# Task data start

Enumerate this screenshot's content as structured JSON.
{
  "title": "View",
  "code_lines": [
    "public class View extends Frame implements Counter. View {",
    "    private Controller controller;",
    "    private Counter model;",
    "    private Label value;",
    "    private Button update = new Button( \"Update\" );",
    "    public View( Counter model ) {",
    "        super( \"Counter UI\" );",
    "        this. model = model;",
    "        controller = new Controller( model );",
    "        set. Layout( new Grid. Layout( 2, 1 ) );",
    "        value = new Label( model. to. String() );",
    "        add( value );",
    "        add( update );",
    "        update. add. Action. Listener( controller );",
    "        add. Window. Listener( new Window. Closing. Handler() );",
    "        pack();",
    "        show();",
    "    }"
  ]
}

# Task data end
# Task data start

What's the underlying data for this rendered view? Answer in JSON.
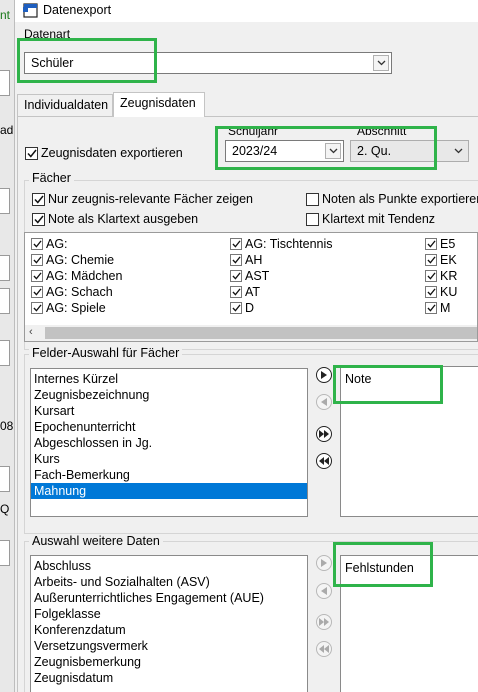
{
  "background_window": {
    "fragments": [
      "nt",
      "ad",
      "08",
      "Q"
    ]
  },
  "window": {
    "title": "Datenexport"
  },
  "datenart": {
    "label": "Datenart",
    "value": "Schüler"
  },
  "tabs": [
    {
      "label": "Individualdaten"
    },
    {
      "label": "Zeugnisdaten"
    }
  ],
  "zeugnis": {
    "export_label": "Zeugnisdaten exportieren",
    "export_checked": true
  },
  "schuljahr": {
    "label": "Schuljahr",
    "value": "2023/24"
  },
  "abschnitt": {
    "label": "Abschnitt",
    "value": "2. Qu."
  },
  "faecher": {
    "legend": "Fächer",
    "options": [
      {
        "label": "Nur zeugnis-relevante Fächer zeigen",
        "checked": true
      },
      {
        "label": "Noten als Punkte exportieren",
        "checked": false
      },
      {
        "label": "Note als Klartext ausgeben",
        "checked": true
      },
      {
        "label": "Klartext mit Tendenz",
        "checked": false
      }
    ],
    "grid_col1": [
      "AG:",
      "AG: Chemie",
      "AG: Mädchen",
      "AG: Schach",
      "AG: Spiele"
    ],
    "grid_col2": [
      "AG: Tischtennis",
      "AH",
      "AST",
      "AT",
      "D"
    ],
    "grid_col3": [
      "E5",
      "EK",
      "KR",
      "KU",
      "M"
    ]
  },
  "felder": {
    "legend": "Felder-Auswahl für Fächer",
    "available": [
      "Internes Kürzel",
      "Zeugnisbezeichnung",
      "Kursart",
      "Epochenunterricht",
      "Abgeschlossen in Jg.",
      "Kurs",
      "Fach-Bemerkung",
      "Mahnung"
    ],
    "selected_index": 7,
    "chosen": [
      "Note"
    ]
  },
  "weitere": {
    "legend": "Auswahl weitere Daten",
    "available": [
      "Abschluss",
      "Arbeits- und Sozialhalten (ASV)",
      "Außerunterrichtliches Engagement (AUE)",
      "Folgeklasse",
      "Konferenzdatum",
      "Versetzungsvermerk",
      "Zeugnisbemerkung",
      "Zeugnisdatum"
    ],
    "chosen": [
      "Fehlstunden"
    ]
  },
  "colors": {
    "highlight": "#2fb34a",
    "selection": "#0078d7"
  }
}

# Task data end

# [Exercise task]
Gather from the data above every line with the string "Fächer".

# [Exercise output]
    "legend": "Fächer",
        "label": "Nur zeugnis-relevante Fächer zeigen",
    "legend": "Felder-Auswahl für Fächer",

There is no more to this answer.